THE RECORDS:
__________________________________________________

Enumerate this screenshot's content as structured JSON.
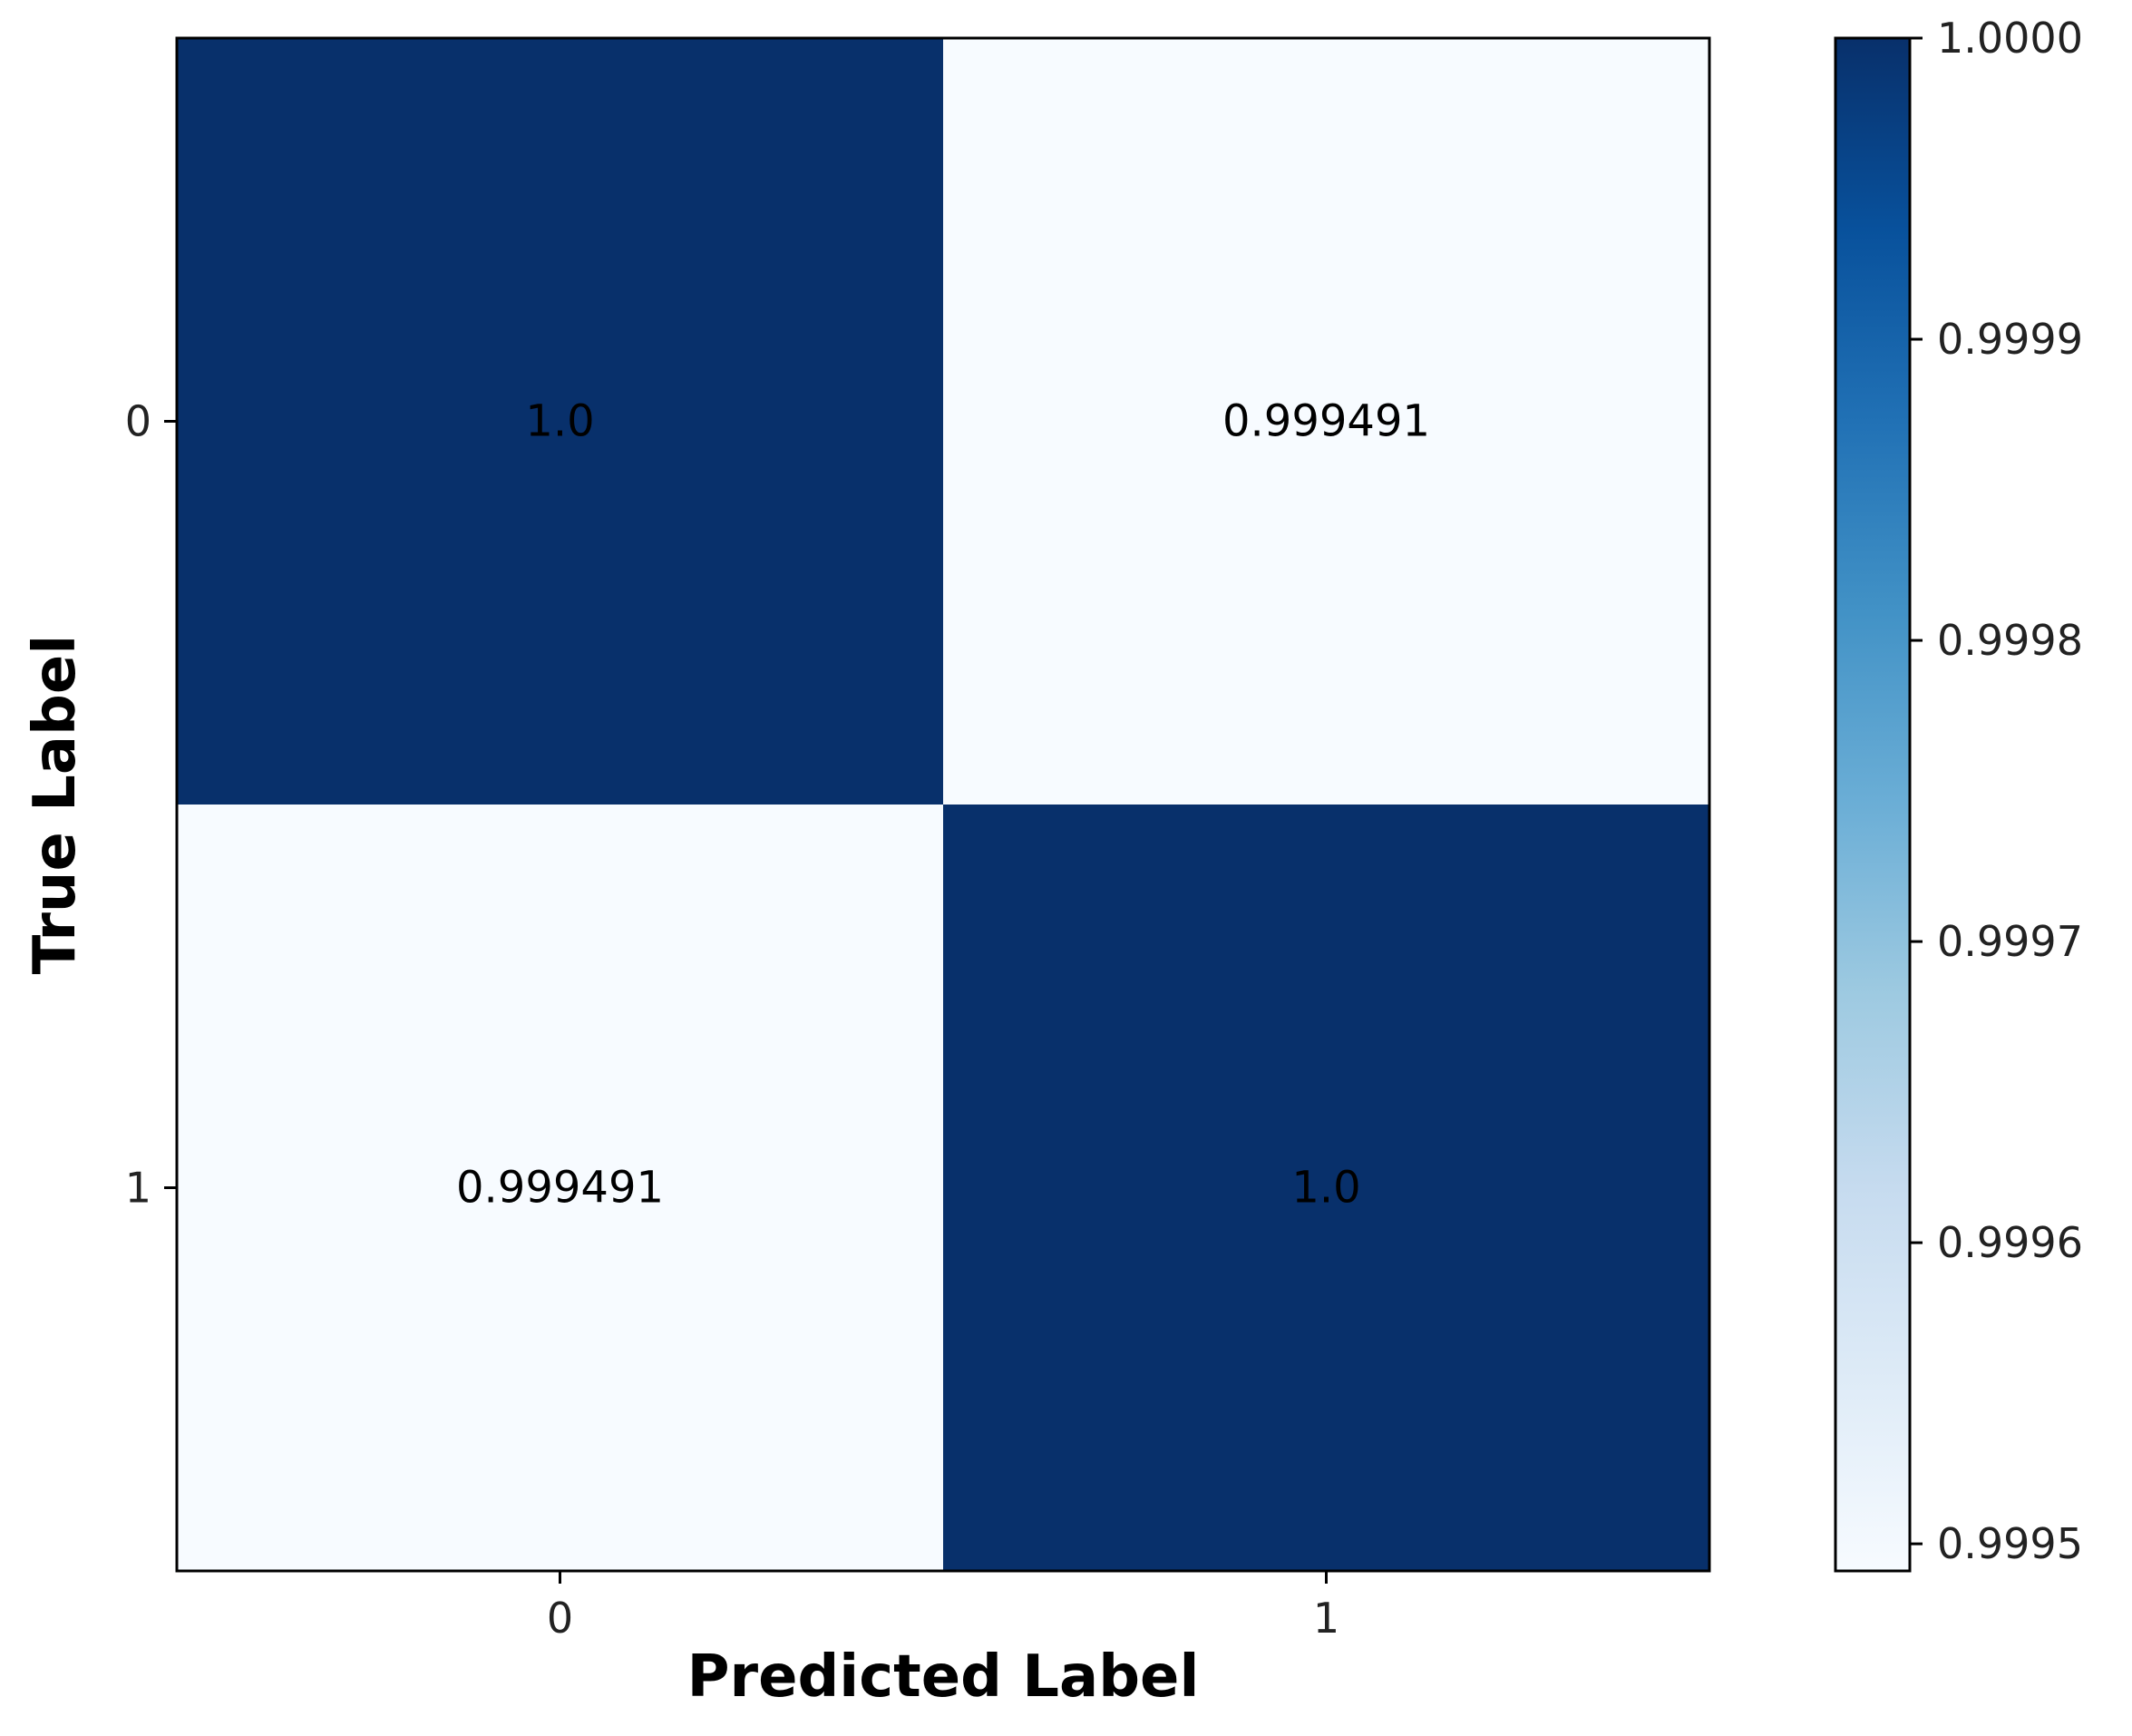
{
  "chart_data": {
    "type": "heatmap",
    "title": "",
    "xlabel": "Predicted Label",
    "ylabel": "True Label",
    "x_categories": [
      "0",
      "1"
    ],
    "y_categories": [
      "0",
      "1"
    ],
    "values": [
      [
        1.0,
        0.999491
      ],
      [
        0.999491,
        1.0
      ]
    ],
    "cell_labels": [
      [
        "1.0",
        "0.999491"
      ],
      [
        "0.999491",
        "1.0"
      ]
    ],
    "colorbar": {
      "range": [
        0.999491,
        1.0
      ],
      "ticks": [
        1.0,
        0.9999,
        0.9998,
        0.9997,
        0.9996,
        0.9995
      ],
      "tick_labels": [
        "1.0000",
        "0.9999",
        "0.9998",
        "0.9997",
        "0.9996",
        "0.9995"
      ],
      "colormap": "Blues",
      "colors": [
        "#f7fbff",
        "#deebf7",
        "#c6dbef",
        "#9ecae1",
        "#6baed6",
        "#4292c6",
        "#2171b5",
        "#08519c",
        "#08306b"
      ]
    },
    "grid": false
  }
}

__________________________________________________

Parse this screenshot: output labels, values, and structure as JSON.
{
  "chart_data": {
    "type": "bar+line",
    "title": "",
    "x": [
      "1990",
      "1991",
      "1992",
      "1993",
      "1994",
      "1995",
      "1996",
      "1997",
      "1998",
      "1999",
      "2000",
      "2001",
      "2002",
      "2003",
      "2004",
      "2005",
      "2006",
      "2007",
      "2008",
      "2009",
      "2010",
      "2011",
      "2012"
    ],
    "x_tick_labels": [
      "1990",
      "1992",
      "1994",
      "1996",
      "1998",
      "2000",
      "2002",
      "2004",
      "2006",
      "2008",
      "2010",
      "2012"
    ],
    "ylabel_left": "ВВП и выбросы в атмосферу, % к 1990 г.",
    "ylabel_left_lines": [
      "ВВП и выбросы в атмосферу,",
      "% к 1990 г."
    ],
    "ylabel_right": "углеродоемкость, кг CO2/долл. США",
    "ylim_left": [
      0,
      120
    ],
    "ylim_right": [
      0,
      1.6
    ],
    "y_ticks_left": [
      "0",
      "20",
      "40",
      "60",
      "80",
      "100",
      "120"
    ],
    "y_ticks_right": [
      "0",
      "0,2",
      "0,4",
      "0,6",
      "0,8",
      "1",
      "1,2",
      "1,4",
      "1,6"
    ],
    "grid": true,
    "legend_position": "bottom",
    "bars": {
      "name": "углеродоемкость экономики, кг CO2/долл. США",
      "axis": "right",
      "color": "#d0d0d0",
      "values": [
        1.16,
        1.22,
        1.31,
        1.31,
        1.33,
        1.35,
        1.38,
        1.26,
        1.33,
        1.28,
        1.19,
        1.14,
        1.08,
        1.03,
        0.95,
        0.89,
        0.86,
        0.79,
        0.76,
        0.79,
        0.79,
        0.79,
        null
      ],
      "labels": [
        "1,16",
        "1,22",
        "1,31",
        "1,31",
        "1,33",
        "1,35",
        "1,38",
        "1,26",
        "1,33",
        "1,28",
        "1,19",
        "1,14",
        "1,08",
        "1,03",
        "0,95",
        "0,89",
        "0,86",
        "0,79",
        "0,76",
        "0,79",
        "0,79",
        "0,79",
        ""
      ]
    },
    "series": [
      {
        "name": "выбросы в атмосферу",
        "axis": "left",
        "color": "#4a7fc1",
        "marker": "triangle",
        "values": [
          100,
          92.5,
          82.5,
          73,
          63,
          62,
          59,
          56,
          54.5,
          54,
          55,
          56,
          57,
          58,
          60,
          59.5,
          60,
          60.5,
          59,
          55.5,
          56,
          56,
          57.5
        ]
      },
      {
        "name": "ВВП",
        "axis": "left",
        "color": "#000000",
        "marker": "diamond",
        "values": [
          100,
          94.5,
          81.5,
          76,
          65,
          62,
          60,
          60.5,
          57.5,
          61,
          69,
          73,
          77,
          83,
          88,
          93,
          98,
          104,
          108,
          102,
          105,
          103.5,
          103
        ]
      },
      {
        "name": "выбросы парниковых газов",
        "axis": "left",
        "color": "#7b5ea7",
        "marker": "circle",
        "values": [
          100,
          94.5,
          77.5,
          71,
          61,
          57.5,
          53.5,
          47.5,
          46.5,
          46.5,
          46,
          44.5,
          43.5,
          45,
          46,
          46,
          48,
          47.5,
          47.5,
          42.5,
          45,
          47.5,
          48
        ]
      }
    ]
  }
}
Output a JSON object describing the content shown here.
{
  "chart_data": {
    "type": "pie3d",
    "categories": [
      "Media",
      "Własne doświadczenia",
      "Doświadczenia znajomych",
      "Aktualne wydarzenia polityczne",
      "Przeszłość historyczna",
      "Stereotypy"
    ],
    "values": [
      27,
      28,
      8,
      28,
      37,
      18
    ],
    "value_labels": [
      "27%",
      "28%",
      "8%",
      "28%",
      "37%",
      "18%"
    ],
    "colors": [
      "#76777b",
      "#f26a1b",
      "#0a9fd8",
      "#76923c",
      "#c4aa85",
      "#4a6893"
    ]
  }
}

__________________________________________________

TO BE DONE: In the entries above, identify every line with the string "type".

COMPLETE ANSWER:
    "type": "heatmap",
    "type": "bar+line",
    "type": "pie3d",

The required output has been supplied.